What the task asks:
Please list all lines of the material below in which the string "programmes" occurs.

═════ Task material

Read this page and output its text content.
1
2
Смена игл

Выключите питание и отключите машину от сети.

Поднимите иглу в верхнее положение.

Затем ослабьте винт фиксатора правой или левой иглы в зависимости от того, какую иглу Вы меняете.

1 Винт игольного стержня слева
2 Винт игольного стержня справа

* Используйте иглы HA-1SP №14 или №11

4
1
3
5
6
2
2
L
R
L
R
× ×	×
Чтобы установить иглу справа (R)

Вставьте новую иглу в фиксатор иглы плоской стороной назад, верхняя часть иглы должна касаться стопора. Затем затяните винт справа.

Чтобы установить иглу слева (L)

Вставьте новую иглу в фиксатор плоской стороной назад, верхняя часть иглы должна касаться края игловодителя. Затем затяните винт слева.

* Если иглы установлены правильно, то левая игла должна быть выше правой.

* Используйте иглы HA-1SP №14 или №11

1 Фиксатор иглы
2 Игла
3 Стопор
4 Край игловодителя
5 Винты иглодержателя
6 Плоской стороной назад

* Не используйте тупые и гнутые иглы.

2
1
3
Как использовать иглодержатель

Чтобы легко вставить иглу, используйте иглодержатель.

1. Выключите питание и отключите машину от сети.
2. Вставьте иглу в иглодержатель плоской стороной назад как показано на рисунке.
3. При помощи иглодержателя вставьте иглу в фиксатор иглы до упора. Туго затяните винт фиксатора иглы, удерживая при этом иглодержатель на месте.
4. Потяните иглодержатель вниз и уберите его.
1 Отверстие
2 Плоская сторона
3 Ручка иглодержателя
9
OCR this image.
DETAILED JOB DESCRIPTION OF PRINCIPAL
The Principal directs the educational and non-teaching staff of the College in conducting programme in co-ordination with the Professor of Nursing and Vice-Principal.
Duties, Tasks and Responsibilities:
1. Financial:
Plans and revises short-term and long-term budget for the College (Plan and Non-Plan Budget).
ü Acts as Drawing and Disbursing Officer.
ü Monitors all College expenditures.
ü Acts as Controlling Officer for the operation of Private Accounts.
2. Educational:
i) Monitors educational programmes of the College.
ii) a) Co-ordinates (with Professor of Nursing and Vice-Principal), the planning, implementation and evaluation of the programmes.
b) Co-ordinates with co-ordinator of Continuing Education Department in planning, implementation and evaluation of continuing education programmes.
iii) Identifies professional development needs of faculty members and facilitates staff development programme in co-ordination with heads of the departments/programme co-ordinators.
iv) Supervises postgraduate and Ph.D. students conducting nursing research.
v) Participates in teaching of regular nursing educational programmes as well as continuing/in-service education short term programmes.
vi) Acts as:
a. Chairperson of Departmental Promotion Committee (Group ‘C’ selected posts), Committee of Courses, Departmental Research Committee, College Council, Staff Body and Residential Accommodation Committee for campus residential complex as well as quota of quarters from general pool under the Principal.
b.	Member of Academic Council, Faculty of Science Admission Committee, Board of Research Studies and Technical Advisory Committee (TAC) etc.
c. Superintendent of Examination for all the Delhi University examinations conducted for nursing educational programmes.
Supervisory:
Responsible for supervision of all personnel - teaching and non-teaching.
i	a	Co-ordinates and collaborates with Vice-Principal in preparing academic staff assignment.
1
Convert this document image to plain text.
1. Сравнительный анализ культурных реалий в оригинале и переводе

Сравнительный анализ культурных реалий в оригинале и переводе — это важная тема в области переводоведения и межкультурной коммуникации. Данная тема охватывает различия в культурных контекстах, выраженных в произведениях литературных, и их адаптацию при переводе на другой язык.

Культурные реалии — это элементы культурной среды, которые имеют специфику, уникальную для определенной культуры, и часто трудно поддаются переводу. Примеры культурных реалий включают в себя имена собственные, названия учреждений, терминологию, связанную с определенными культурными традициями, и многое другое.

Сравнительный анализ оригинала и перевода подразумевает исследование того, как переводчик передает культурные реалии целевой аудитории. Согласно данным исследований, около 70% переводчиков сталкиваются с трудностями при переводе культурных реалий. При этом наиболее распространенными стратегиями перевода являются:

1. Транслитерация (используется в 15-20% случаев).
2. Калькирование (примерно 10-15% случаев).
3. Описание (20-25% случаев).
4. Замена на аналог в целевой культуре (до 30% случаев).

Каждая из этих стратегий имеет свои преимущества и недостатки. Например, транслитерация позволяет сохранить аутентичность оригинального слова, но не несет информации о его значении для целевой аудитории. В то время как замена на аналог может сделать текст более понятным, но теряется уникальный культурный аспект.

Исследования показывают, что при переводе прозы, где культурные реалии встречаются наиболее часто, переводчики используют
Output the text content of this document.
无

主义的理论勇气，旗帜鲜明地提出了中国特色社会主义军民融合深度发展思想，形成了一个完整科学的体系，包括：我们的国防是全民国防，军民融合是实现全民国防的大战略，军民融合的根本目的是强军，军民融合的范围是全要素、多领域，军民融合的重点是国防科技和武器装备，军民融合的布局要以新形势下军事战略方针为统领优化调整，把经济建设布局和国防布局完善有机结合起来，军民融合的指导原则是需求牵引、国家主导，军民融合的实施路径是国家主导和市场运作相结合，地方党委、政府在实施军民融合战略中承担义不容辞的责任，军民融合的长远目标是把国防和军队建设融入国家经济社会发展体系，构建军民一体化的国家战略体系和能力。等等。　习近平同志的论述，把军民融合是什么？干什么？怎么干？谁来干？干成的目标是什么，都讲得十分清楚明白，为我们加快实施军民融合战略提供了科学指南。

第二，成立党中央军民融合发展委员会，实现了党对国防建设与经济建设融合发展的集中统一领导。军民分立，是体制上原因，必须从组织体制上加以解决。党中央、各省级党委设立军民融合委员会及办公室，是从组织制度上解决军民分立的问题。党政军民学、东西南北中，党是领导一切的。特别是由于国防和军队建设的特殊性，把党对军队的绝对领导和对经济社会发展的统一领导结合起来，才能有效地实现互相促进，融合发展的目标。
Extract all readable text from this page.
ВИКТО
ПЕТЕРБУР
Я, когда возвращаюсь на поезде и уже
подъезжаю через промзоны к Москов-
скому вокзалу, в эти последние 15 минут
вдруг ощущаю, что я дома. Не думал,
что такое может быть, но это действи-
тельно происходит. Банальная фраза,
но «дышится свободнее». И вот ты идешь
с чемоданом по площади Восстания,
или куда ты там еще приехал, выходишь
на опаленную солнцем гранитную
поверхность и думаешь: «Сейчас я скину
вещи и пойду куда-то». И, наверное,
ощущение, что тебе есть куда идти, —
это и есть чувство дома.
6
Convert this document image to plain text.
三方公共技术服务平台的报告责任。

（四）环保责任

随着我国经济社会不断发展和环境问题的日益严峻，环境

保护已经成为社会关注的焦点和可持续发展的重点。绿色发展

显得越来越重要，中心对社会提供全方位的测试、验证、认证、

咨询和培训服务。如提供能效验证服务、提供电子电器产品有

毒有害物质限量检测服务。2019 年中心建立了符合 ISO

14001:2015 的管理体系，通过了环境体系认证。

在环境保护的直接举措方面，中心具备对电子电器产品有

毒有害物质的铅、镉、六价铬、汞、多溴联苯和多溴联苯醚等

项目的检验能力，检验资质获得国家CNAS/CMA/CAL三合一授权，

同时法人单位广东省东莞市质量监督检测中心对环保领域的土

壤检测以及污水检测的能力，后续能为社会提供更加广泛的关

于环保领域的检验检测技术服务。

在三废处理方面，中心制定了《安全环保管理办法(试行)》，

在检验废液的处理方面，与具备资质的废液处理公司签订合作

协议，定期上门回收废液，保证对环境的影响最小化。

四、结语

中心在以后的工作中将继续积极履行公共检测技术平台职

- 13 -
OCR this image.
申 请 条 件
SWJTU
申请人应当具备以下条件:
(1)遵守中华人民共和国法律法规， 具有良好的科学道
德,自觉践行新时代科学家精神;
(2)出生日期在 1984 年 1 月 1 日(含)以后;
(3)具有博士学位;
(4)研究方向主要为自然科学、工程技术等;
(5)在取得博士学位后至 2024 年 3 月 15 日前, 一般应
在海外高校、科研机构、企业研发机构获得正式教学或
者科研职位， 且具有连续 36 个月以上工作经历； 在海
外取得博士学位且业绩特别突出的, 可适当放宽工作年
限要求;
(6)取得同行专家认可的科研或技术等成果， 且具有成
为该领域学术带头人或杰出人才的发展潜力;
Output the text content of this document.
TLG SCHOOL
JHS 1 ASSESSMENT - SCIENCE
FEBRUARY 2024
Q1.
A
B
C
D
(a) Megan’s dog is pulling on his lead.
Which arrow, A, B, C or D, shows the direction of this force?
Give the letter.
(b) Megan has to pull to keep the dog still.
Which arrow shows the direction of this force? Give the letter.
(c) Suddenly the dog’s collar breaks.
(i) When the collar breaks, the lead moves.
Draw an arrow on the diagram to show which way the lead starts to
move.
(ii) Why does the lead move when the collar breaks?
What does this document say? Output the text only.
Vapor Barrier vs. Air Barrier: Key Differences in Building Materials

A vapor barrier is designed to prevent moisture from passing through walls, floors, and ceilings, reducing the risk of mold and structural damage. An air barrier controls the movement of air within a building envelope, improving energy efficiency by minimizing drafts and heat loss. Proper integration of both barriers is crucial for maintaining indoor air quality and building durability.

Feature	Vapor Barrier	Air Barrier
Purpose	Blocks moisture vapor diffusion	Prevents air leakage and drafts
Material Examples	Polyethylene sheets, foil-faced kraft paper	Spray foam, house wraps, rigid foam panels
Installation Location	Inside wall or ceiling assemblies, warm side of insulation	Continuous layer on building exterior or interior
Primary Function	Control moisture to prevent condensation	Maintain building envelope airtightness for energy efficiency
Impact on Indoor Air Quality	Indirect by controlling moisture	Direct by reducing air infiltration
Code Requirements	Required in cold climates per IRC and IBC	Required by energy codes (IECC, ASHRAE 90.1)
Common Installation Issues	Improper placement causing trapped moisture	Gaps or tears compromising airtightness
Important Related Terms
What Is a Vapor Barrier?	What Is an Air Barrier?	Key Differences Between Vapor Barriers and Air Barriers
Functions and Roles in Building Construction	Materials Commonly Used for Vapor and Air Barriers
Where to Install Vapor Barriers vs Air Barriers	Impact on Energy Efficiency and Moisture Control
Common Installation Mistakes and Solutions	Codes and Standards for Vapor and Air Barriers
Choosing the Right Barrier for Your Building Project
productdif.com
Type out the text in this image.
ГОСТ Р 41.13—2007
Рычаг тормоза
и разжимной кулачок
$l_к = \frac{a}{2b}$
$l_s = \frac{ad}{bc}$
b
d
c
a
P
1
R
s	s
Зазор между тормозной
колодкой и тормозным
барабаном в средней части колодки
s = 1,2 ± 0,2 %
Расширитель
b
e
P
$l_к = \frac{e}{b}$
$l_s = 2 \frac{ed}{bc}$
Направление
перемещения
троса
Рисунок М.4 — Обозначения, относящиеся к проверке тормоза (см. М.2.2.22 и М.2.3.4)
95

══════════

Result:
i) Monitors educational programmes of the College.
ii) a) Co-ordinates (with Professor of Nursing and Vice-Principal), the planning, implementation and evaluation of the programmes.
b) Co-ordinates with co-ordinator of Continuing Education Department in planning, implementation and evaluation of continuing education programmes.
v) Participates in teaching of regular nursing educational programmes as well as continuing/in-service education short term programmes.
c. Superintendent of Examination for all the Delhi University examinations conducted for nursing educational programmes.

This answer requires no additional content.